Read the records below and copy each line that contains "Indice".

- **SUPPLIED RECORDS**
"""
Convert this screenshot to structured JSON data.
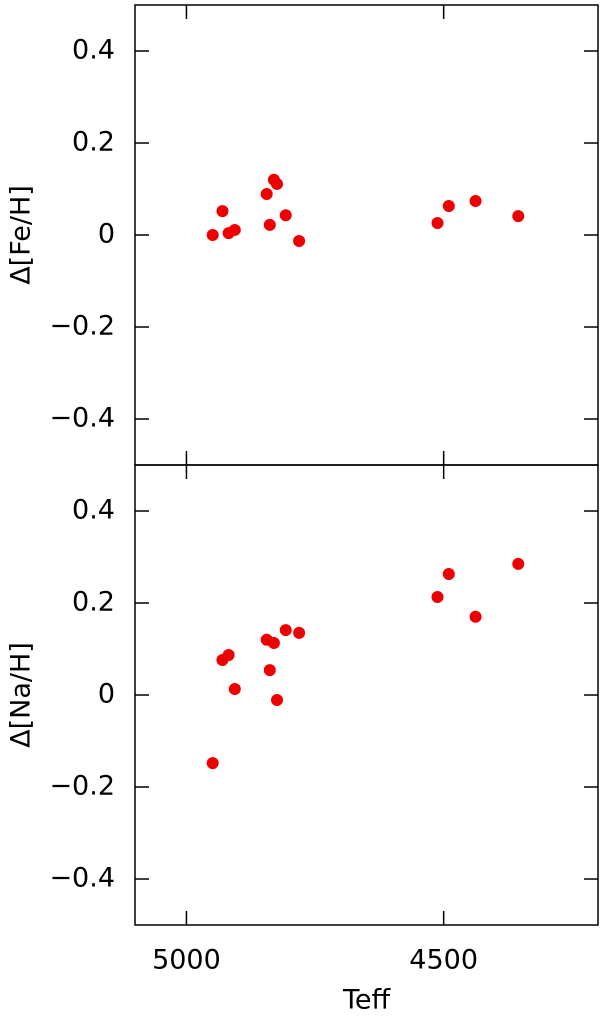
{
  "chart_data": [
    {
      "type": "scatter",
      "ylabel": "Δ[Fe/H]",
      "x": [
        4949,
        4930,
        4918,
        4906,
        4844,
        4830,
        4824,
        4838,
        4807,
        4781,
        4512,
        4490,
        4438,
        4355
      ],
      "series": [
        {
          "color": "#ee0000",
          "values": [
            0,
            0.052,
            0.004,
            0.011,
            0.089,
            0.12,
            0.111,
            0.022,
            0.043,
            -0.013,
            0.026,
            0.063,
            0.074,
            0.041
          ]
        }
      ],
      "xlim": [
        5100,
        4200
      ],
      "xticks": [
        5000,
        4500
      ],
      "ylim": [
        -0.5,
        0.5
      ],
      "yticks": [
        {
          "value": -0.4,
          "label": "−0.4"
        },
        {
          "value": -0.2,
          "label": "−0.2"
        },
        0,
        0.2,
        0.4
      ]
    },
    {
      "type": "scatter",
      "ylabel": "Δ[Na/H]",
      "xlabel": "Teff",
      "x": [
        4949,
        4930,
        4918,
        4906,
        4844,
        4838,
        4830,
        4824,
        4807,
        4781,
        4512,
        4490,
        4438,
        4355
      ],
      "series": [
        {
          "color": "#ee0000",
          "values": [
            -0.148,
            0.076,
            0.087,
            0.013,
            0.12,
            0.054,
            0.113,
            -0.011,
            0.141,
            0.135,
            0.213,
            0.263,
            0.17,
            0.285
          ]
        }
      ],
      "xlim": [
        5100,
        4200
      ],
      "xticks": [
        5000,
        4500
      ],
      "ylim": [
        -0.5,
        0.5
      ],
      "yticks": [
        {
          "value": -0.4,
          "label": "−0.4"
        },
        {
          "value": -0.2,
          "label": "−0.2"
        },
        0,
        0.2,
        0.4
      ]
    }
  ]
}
"""
"""
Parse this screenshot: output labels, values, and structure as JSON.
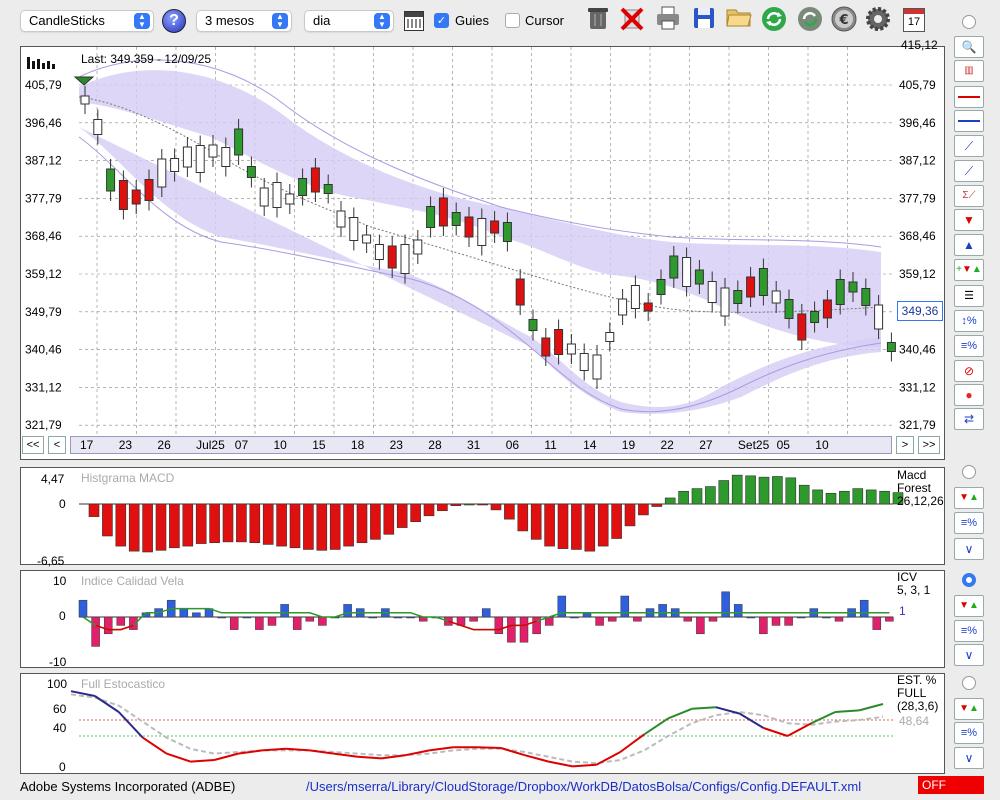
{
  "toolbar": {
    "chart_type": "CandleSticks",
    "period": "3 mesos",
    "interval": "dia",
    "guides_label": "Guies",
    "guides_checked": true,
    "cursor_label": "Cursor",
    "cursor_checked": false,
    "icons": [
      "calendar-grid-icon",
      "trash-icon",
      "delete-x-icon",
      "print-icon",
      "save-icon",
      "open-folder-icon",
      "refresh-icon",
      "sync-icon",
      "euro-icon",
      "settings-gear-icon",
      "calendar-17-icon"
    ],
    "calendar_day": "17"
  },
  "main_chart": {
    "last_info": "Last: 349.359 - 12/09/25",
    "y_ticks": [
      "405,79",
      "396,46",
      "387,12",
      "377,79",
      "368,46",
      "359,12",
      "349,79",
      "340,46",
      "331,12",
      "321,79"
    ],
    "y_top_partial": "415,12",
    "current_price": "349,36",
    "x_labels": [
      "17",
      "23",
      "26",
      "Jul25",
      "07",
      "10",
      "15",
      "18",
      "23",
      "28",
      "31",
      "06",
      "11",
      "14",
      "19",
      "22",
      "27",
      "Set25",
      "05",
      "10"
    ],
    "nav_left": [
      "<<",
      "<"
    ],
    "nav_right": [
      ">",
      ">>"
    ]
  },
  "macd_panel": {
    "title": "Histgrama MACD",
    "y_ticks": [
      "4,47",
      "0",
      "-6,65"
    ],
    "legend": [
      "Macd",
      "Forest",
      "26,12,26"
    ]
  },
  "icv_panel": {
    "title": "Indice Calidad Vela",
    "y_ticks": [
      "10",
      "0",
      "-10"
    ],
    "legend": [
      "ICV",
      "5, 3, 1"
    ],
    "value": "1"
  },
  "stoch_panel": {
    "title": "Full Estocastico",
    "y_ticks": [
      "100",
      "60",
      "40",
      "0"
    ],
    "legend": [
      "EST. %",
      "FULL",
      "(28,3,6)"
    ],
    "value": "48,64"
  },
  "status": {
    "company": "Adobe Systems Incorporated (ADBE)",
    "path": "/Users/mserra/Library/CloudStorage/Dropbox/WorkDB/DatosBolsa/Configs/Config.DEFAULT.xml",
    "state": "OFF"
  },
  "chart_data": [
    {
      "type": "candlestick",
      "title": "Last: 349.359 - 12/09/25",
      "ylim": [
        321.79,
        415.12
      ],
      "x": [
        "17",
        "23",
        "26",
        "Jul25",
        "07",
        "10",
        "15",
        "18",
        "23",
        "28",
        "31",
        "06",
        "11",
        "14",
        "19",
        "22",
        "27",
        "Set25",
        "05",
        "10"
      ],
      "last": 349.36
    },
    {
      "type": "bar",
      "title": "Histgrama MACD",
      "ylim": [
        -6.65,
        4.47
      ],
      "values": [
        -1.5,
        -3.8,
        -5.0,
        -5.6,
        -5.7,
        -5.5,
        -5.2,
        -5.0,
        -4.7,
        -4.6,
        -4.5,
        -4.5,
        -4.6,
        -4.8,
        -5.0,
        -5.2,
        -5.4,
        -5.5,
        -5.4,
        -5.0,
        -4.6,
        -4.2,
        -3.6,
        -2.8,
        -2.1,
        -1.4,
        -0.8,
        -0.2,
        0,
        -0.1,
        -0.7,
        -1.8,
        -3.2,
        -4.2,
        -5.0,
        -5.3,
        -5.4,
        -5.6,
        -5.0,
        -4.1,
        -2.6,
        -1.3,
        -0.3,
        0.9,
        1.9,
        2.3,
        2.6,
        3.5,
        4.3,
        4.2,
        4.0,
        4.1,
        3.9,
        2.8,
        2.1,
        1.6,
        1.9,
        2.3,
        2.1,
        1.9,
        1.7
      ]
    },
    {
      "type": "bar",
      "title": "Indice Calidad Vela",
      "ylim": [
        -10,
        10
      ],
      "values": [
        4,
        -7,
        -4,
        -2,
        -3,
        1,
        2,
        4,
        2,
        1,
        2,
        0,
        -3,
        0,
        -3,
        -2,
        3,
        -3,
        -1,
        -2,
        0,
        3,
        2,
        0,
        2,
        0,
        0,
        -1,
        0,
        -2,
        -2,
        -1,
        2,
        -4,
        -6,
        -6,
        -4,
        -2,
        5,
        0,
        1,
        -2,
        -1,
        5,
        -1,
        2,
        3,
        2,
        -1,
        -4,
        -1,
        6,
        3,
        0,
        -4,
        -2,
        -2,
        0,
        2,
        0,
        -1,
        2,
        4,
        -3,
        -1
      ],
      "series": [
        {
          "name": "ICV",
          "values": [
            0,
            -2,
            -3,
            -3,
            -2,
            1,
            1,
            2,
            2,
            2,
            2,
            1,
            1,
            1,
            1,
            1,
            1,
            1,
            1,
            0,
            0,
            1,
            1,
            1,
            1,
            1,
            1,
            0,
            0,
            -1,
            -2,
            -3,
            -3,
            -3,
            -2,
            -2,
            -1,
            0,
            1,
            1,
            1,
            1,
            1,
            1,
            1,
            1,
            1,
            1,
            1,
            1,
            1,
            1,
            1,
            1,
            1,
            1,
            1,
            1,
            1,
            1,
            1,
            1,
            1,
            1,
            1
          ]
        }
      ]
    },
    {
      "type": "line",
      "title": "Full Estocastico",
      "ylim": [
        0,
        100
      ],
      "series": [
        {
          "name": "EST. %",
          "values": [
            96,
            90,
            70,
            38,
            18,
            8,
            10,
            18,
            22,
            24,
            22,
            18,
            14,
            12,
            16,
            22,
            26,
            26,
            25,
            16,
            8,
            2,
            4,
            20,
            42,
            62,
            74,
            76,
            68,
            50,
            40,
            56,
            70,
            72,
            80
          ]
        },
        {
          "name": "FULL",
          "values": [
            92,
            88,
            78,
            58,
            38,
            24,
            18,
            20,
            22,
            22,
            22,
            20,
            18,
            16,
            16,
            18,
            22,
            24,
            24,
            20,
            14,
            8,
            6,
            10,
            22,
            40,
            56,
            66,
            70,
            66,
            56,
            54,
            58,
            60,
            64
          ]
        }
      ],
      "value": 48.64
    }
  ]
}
"""
- **WORKED SOLUTION**
    "title": "Indice Calidad Vela",
      "title": "Indice Calidad Vela",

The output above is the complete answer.